REQUIREMENTS: Report each line of the data that includes the word "Performance".

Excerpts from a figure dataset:
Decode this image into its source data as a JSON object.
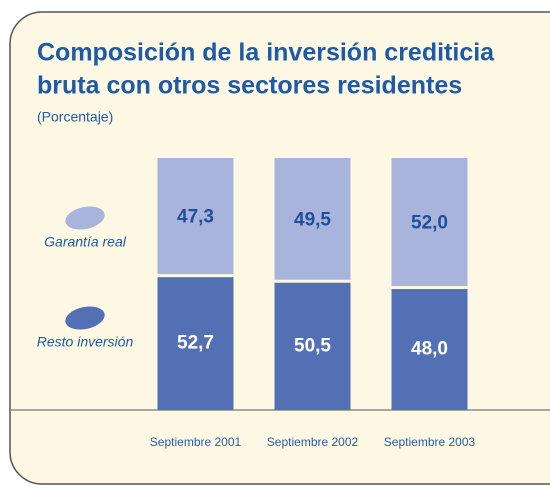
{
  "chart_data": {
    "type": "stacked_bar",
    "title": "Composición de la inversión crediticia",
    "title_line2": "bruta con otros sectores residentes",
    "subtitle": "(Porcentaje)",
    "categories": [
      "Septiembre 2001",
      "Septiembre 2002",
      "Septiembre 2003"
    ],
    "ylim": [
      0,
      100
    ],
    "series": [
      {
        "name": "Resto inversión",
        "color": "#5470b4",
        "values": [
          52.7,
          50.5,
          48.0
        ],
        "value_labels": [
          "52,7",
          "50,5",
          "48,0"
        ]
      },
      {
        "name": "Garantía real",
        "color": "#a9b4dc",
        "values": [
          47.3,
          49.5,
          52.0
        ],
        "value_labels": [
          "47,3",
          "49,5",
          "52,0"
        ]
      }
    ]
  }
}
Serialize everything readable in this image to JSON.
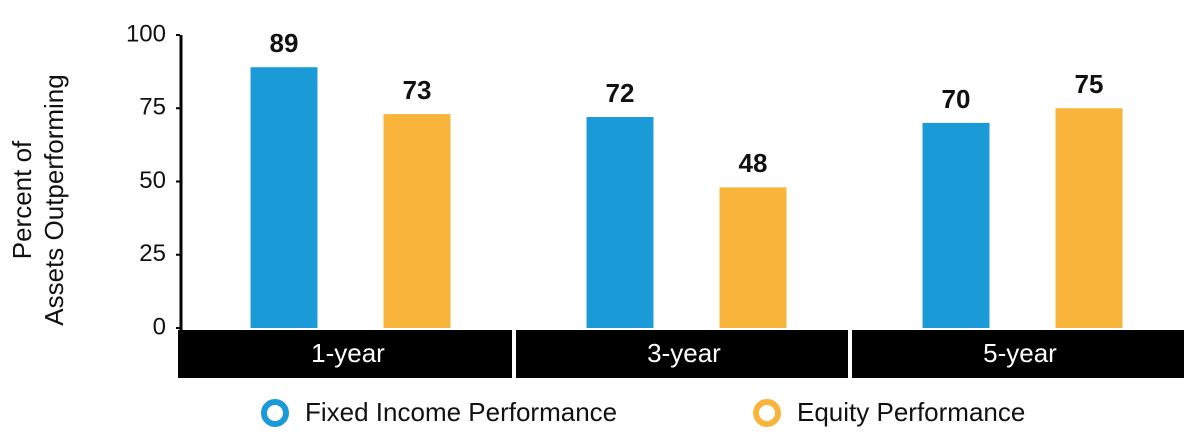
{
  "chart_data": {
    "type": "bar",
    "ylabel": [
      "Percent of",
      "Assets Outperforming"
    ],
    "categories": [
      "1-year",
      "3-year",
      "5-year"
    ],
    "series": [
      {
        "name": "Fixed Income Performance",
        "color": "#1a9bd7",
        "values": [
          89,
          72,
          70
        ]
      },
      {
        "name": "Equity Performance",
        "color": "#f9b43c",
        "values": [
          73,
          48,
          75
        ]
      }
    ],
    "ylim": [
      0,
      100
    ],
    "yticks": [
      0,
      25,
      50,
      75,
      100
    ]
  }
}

---

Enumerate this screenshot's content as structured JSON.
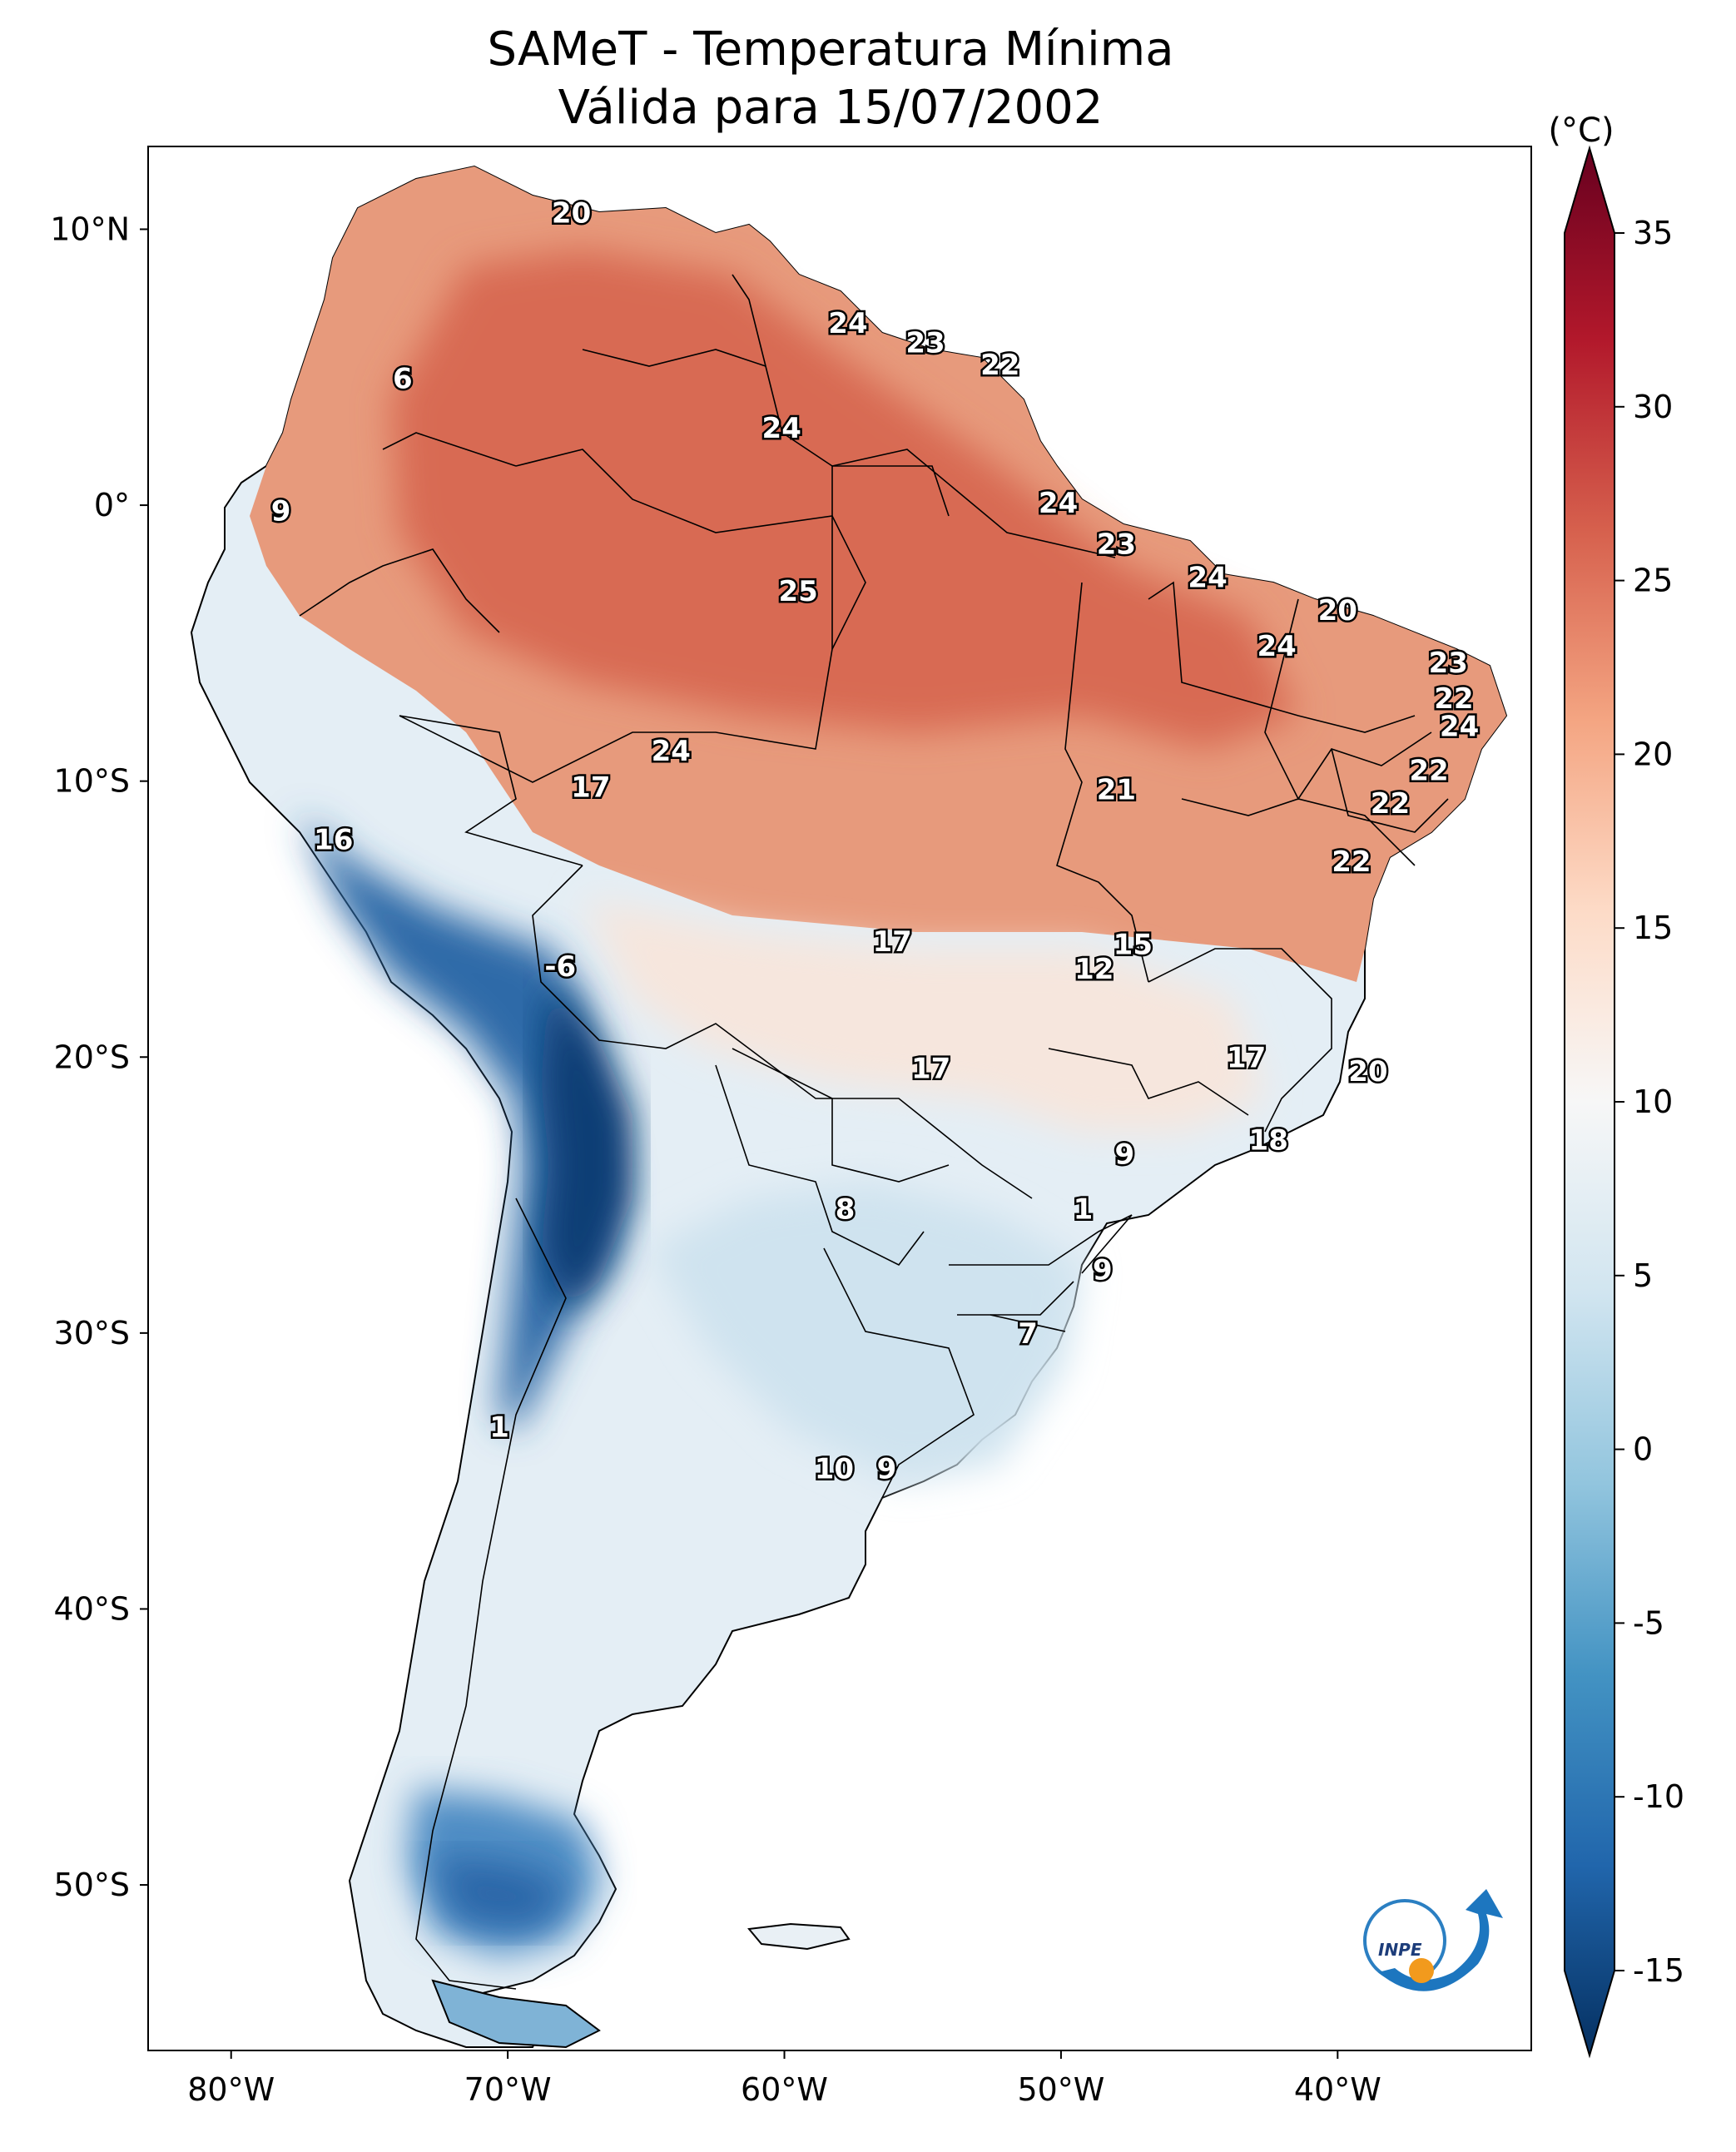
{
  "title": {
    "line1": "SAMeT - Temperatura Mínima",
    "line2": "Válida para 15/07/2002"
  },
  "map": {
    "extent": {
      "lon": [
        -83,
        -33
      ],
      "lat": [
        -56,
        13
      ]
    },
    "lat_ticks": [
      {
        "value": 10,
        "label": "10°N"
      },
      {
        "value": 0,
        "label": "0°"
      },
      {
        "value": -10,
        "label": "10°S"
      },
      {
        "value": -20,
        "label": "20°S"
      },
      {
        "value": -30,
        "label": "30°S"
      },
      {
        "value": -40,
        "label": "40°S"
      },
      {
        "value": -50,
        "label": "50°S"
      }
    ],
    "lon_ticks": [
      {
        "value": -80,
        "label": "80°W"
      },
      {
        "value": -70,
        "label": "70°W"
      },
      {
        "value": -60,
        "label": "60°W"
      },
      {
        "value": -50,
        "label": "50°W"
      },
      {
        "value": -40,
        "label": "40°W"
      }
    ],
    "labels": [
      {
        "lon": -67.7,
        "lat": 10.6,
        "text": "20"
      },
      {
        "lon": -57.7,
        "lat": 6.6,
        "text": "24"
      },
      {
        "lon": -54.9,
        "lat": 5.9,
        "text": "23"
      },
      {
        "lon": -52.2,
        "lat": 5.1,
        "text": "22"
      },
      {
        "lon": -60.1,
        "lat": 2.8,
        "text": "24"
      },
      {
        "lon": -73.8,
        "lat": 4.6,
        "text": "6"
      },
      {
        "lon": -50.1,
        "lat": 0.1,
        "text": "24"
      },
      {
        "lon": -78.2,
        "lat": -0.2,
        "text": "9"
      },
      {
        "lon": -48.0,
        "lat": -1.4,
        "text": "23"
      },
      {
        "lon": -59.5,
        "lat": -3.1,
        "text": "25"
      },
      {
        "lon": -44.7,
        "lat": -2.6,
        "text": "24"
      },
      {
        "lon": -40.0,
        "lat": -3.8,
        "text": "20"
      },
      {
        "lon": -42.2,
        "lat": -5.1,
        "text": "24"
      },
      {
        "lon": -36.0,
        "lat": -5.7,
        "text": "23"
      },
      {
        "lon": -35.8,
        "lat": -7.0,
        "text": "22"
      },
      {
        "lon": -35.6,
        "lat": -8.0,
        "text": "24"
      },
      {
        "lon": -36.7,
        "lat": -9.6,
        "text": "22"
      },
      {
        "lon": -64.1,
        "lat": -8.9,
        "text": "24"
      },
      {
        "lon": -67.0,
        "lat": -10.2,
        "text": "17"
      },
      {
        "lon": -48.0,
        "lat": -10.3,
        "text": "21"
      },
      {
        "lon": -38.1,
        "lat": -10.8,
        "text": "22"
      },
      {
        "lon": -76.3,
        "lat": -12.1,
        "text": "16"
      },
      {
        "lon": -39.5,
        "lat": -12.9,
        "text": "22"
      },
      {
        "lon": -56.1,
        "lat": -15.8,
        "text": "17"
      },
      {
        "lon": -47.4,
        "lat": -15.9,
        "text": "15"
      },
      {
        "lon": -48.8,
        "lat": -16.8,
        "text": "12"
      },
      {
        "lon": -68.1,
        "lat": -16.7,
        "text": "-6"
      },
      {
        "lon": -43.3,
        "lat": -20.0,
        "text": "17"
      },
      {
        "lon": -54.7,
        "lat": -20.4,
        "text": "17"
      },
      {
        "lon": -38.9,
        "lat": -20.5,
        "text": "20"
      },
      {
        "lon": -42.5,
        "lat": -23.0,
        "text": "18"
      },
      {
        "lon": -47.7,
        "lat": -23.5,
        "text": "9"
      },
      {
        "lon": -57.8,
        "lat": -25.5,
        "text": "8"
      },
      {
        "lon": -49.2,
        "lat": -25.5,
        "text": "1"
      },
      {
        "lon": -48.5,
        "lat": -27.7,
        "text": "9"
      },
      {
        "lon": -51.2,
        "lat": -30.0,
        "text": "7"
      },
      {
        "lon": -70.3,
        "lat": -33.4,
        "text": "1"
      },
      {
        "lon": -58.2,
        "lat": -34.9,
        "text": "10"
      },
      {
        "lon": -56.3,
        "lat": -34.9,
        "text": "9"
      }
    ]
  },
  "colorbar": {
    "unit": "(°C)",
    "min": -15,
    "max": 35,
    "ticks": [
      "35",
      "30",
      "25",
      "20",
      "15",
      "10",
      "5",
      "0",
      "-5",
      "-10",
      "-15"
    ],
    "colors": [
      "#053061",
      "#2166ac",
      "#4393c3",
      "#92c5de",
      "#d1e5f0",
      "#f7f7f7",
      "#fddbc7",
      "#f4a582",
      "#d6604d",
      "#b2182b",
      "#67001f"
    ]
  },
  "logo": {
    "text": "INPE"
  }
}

RESPONSE FOR THIS EXERCISE:
        "name": "Fixed Income Performance",
        "name": "Equity Performance",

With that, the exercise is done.